## Aim
Determine how many lines in the entries below include "cfmip". The reply should be that number and nothing else.

## Data supplied
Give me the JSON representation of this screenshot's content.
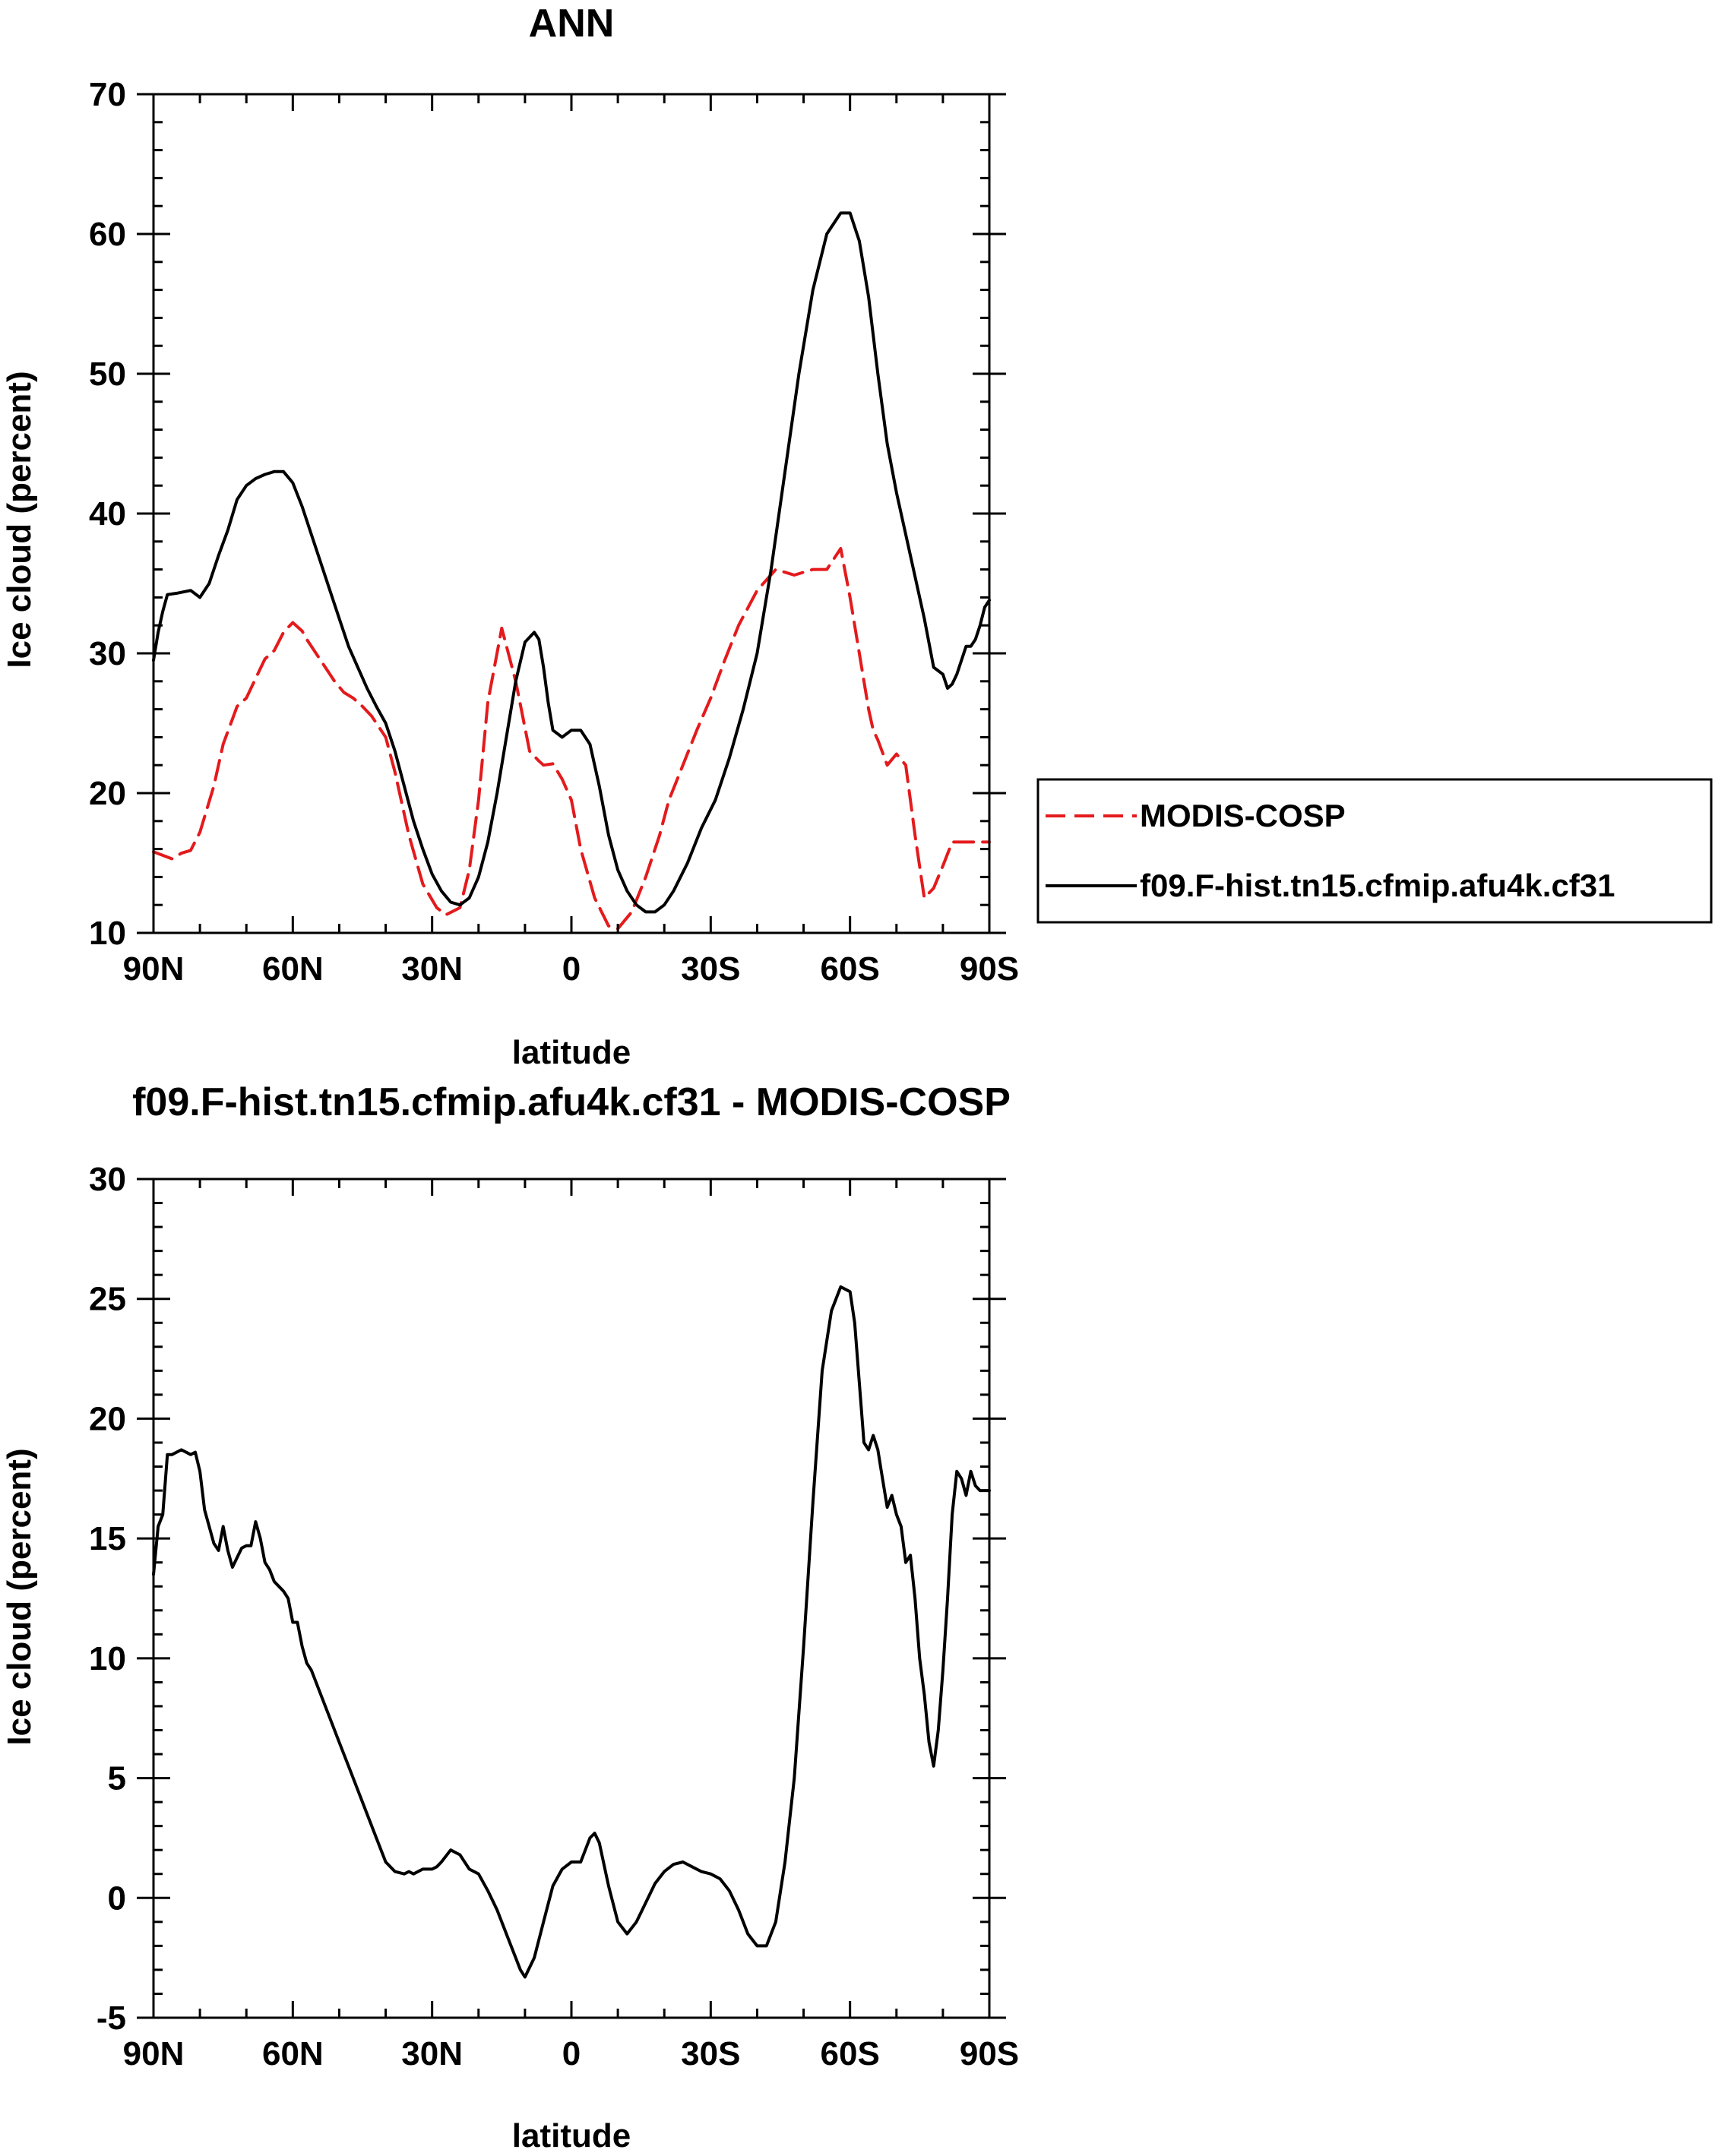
{
  "chart_data": [
    {
      "type": "line",
      "title": "ANN",
      "xlabel": "latitude",
      "ylabel": "Ice cloud (percent)",
      "xlim": [
        90,
        -90
      ],
      "ylim": [
        10,
        70
      ],
      "xticks": [
        {
          "value": 90,
          "label": "90N"
        },
        {
          "value": 60,
          "label": "60N"
        },
        {
          "value": 30,
          "label": "30N"
        },
        {
          "value": 0,
          "label": "0"
        },
        {
          "value": -30,
          "label": "30S"
        },
        {
          "value": -60,
          "label": "60S"
        },
        {
          "value": -90,
          "label": "90S"
        }
      ],
      "yticks": [
        {
          "value": 10,
          "label": "10"
        },
        {
          "value": 20,
          "label": "20"
        },
        {
          "value": 30,
          "label": "30"
        },
        {
          "value": 40,
          "label": "40"
        },
        {
          "value": 50,
          "label": "50"
        },
        {
          "value": 60,
          "label": "60"
        },
        {
          "value": 70,
          "label": "70"
        }
      ],
      "legend_position": "right",
      "series": [
        {
          "name": "MODIS-COSP",
          "color": "#e41a1c",
          "dash": true,
          "x": [
            90,
            86,
            84,
            82,
            80,
            77,
            75,
            72,
            70,
            68,
            66,
            64,
            62,
            60,
            58,
            57,
            55,
            53,
            51,
            49,
            47,
            45,
            43,
            40,
            38,
            35,
            32,
            29,
            27,
            24,
            22,
            20,
            18,
            15,
            12,
            9,
            7,
            6,
            4,
            2,
            0,
            -2,
            -5,
            -8,
            -10,
            -13,
            -16,
            -19,
            -21,
            -24,
            -27,
            -30,
            -33,
            -36,
            -40,
            -44,
            -48,
            -52,
            -55,
            -58,
            -60,
            -62,
            -64,
            -65,
            -66,
            -68,
            -70,
            -72,
            -74,
            -76,
            -78,
            -80,
            -82,
            -84,
            -86,
            -88,
            -90
          ],
          "values": [
            15.8,
            15.3,
            15.7,
            15.9,
            17.2,
            20.5,
            23.5,
            26.2,
            26.8,
            28.2,
            29.6,
            30.2,
            31.5,
            32.2,
            31.6,
            31.0,
            30.0,
            29.0,
            28.0,
            27.2,
            26.8,
            26.2,
            25.5,
            24.0,
            21.5,
            17.0,
            13.5,
            11.8,
            11.3,
            11.8,
            14.5,
            19.5,
            26.5,
            31.8,
            28.0,
            23.0,
            22.3,
            22.0,
            22.1,
            21.0,
            19.5,
            16.0,
            12.5,
            10.5,
            10.3,
            11.5,
            14.0,
            17.0,
            19.5,
            22.0,
            24.5,
            26.8,
            29.5,
            32.0,
            34.5,
            36.0,
            35.6,
            36.0,
            36.0,
            37.5,
            34.0,
            30.0,
            26.0,
            24.5,
            23.8,
            22.0,
            22.8,
            22.0,
            17.0,
            12.5,
            13.2,
            14.8,
            16.5,
            16.5,
            16.5,
            16.5,
            16.5
          ]
        },
        {
          "name": "f09.F-hist.tn15.cfmip.afu4k.cf31",
          "color": "#000000",
          "dash": false,
          "x": [
            90,
            89,
            88,
            87,
            85,
            82,
            80,
            78,
            76,
            74,
            72,
            70,
            68,
            66,
            64,
            62,
            60,
            58,
            56,
            54,
            52,
            50,
            48,
            46,
            44,
            42,
            40,
            38,
            36,
            34,
            32,
            30,
            28,
            26,
            24,
            22,
            20,
            18,
            16,
            14,
            12,
            10,
            8,
            7,
            6,
            5,
            4,
            2,
            0,
            -2,
            -4,
            -6,
            -8,
            -10,
            -12,
            -14,
            -16,
            -18,
            -20,
            -22,
            -25,
            -28,
            -31,
            -34,
            -37,
            -40,
            -43,
            -46,
            -49,
            -52,
            -55,
            -58,
            -60,
            -62,
            -64,
            -66,
            -68,
            -70,
            -72,
            -74,
            -76,
            -78,
            -80,
            -81,
            -82,
            -83,
            -84,
            -85,
            -86,
            -87,
            -88,
            -89,
            -90
          ],
          "values": [
            29.5,
            31.5,
            33.0,
            34.2,
            34.3,
            34.5,
            34.0,
            35.0,
            37.0,
            38.8,
            41.0,
            42.0,
            42.5,
            42.8,
            43.0,
            43.0,
            42.2,
            40.5,
            38.5,
            36.5,
            34.5,
            32.5,
            30.5,
            29.0,
            27.5,
            26.2,
            25.0,
            23.0,
            20.5,
            18.0,
            16.0,
            14.2,
            13.0,
            12.2,
            12.0,
            12.5,
            14.0,
            16.5,
            20.0,
            24.0,
            28.0,
            30.8,
            31.5,
            31.0,
            29.0,
            26.5,
            24.5,
            24.0,
            24.5,
            24.5,
            23.5,
            20.5,
            17.0,
            14.5,
            13.0,
            12.0,
            11.5,
            11.5,
            12.0,
            13.0,
            15.0,
            17.5,
            19.5,
            22.5,
            26.0,
            30.0,
            36.0,
            43.0,
            50.0,
            56.0,
            60.0,
            61.5,
            61.5,
            59.5,
            55.5,
            50.0,
            45.0,
            41.5,
            38.5,
            35.5,
            32.5,
            29.0,
            28.5,
            27.5,
            27.8,
            28.5,
            29.5,
            30.5,
            30.5,
            31.0,
            32.0,
            33.3,
            33.8
          ]
        }
      ]
    },
    {
      "type": "line",
      "title": "f09.F-hist.tn15.cfmip.afu4k.cf31 - MODIS-COSP",
      "xlabel": "latitude",
      "ylabel": "Ice cloud (percent)",
      "xlim": [
        90,
        -90
      ],
      "ylim": [
        -5,
        30
      ],
      "xticks": [
        {
          "value": 90,
          "label": "90N"
        },
        {
          "value": 60,
          "label": "60N"
        },
        {
          "value": 30,
          "label": "30N"
        },
        {
          "value": 0,
          "label": "0"
        },
        {
          "value": -30,
          "label": "30S"
        },
        {
          "value": -60,
          "label": "60S"
        },
        {
          "value": -90,
          "label": "90S"
        }
      ],
      "yticks": [
        {
          "value": -5,
          "label": "-5"
        },
        {
          "value": 0,
          "label": "0"
        },
        {
          "value": 5,
          "label": "5"
        },
        {
          "value": 10,
          "label": "10"
        },
        {
          "value": 15,
          "label": "15"
        },
        {
          "value": 20,
          "label": "20"
        },
        {
          "value": 25,
          "label": "25"
        },
        {
          "value": 30,
          "label": "30"
        }
      ],
      "series": [
        {
          "color": "#000000",
          "dash": false,
          "x": [
            90,
            89,
            88,
            87,
            86,
            84,
            82,
            81,
            80,
            79,
            78,
            77,
            76,
            75,
            74,
            73,
            72,
            71,
            70,
            69,
            68,
            67,
            66,
            65,
            64,
            63,
            62,
            61,
            60,
            59,
            58,
            57,
            56,
            54,
            52,
            50,
            48,
            46,
            44,
            42,
            40,
            38,
            36,
            35,
            34,
            32,
            30,
            29,
            28,
            26,
            24,
            22,
            20,
            18,
            16,
            14,
            12,
            11,
            10,
            8,
            6,
            4,
            2,
            0,
            -2,
            -3,
            -4,
            -5,
            -6,
            -8,
            -10,
            -12,
            -14,
            -16,
            -18,
            -20,
            -22,
            -24,
            -26,
            -28,
            -30,
            -32,
            -34,
            -36,
            -38,
            -40,
            -42,
            -44,
            -46,
            -48,
            -50,
            -52,
            -54,
            -56,
            -58,
            -60,
            -61,
            -62,
            -63,
            -64,
            -65,
            -66,
            -67,
            -68,
            -69,
            -70,
            -71,
            -72,
            -73,
            -74,
            -75,
            -76,
            -77,
            -78,
            -79,
            -80,
            -81,
            -82,
            -83,
            -84,
            -85,
            -86,
            -87,
            -88,
            -89,
            -90
          ],
          "values": [
            13.5,
            15.5,
            16.0,
            18.5,
            18.5,
            18.7,
            18.5,
            18.6,
            17.8,
            16.2,
            15.5,
            14.8,
            14.5,
            15.5,
            14.5,
            13.8,
            14.2,
            14.6,
            14.7,
            14.7,
            15.7,
            15.0,
            14.0,
            13.7,
            13.2,
            13.0,
            12.8,
            12.5,
            11.5,
            11.5,
            10.5,
            9.8,
            9.5,
            8.5,
            7.5,
            6.5,
            5.5,
            4.5,
            3.5,
            2.5,
            1.5,
            1.1,
            1.0,
            1.1,
            1.0,
            1.2,
            1.2,
            1.3,
            1.5,
            2.0,
            1.8,
            1.2,
            1.0,
            0.3,
            -0.5,
            -1.5,
            -2.5,
            -3.0,
            -3.3,
            -2.5,
            -1.0,
            0.5,
            1.2,
            1.5,
            1.5,
            2.0,
            2.5,
            2.7,
            2.3,
            0.5,
            -1.0,
            -1.5,
            -1.0,
            -0.2,
            0.6,
            1.1,
            1.4,
            1.5,
            1.3,
            1.1,
            1.0,
            0.8,
            0.3,
            -0.5,
            -1.5,
            -2.0,
            -2.0,
            -1.0,
            1.5,
            5.0,
            10.5,
            16.5,
            22.0,
            24.5,
            25.5,
            25.3,
            24.0,
            21.5,
            19.0,
            18.7,
            19.3,
            18.7,
            17.5,
            16.3,
            16.8,
            16.0,
            15.5,
            14.0,
            14.3,
            12.5,
            10.0,
            8.5,
            6.5,
            5.5,
            7.0,
            9.5,
            12.5,
            16.0,
            17.8,
            17.5,
            16.8,
            17.8,
            17.2,
            17.0,
            17.0,
            17.0
          ]
        }
      ]
    }
  ]
}
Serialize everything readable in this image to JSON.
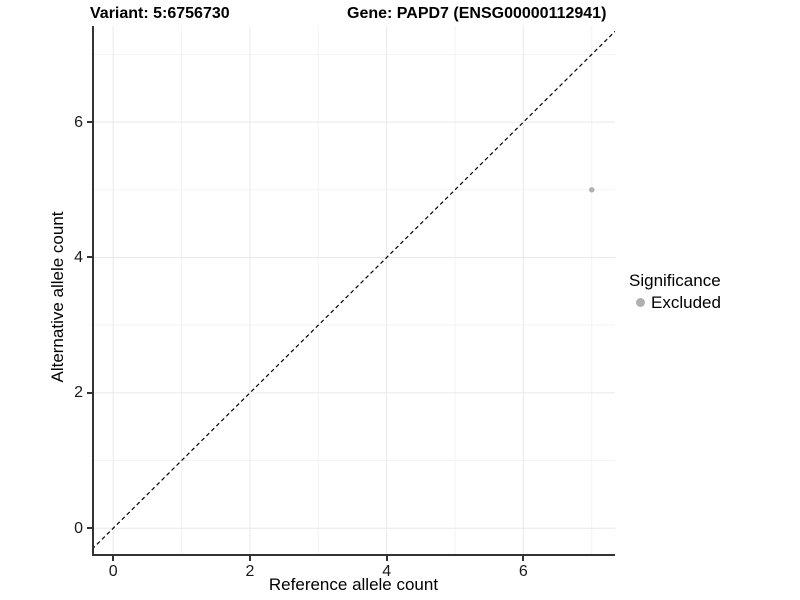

## Problem solution
2